Written exercise
Make an exact copy of the data below, leaving out every picture.

Record set
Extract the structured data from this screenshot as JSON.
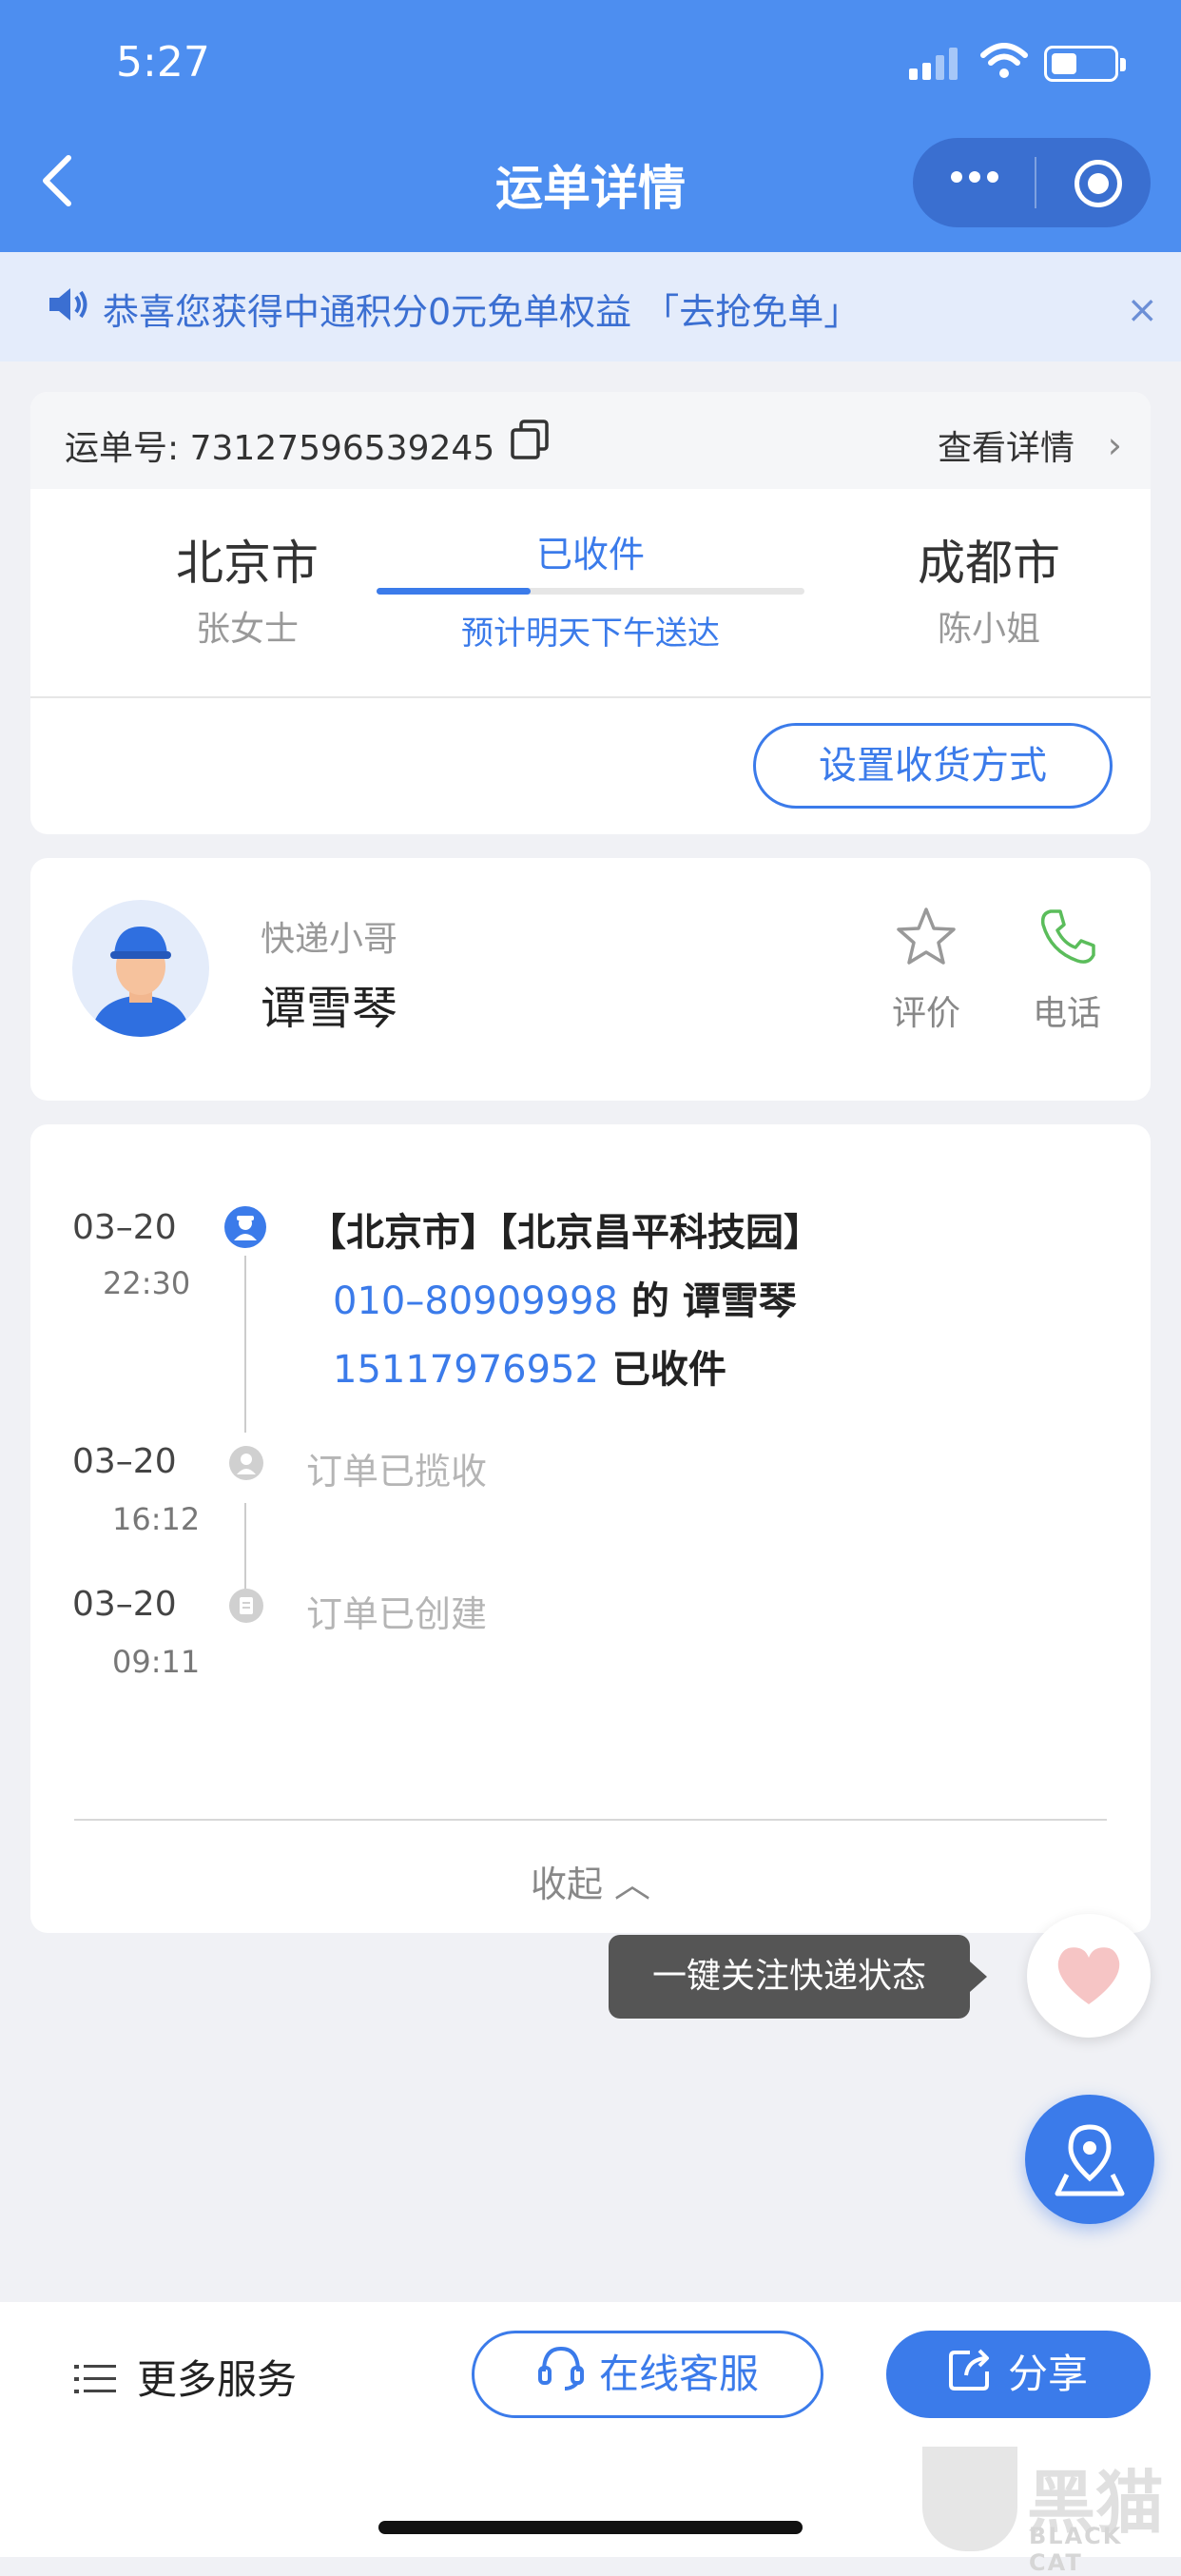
{
  "status_bar": {
    "time": "5:27"
  },
  "nav": {
    "title": "运单详情"
  },
  "notice": {
    "text": "恭喜您获得中通积分0元免单权益 「去抢免单」",
    "close": "×"
  },
  "waybill": {
    "label": "运单号: 73127596539245",
    "view_detail": "查看详情",
    "arrow": "›"
  },
  "route": {
    "from_city": "北京市",
    "from_person": "张女士",
    "status": "已收件",
    "eta": "预计明天下午送达",
    "to_city": "成都市",
    "to_person": "陈小姐",
    "progress": 0.36
  },
  "set_method_label": "设置收货方式",
  "courier": {
    "role": "快递小哥",
    "name": "谭雪琴",
    "rate_label": "评价",
    "phone_label": "电话"
  },
  "timeline": [
    {
      "date": "03–20",
      "time": "22:30",
      "line1": "【北京市】【北京昌平科技园】",
      "phone1": "010–80909998",
      "mid": " 的 谭雪琴",
      "phone2": "15117976952",
      "tail": " 已收件"
    },
    {
      "date": "03–20",
      "time": "16:12",
      "text": "订单已揽收"
    },
    {
      "date": "03–20",
      "time": "09:11",
      "text": "订单已创建"
    }
  ],
  "collapse_label": "收起 ︿",
  "tooltip": "一键关注快递状态",
  "bottom": {
    "more_services": "更多服务",
    "online_service": "在线客服",
    "share": "分享"
  },
  "watermark": {
    "cn": "黑猫",
    "en": "BLACK CAT"
  },
  "colors": {
    "primary": "#4d8ef0",
    "accent": "#3b7bea",
    "notice_bg": "#e4ecfb"
  }
}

Answer to this problem
Extract the structured data from this screenshot as JSON.
{
  "status_bar": {
    "time": "5:27"
  },
  "nav": {
    "title": "运单详情"
  },
  "notice": {
    "text": "恭喜您获得中通积分0元免单权益 「去抢免单」",
    "close": "×"
  },
  "waybill": {
    "label": "运单号: 73127596539245",
    "view_detail": "查看详情",
    "arrow": "›"
  },
  "route": {
    "from_city": "北京市",
    "from_person": "张女士",
    "status": "已收件",
    "eta": "预计明天下午送达",
    "to_city": "成都市",
    "to_person": "陈小姐",
    "progress": 0.36
  },
  "set_method_label": "设置收货方式",
  "courier": {
    "role": "快递小哥",
    "name": "谭雪琴",
    "rate_label": "评价",
    "phone_label": "电话"
  },
  "timeline": [
    {
      "date": "03–20",
      "time": "22:30",
      "line1": "【北京市】【北京昌平科技园】",
      "phone1": "010–80909998",
      "mid": " 的 谭雪琴",
      "phone2": "15117976952",
      "tail": " 已收件"
    },
    {
      "date": "03–20",
      "time": "16:12",
      "text": "订单已揽收"
    },
    {
      "date": "03–20",
      "time": "09:11",
      "text": "订单已创建"
    }
  ],
  "collapse_label": "收起 ︿",
  "tooltip": "一键关注快递状态",
  "bottom": {
    "more_services": "更多服务",
    "online_service": "在线客服",
    "share": "分享"
  },
  "watermark": {
    "cn": "黑猫",
    "en": "BLACK CAT"
  },
  "colors": {
    "primary": "#4d8ef0",
    "accent": "#3b7bea",
    "notice_bg": "#e4ecfb"
  }
}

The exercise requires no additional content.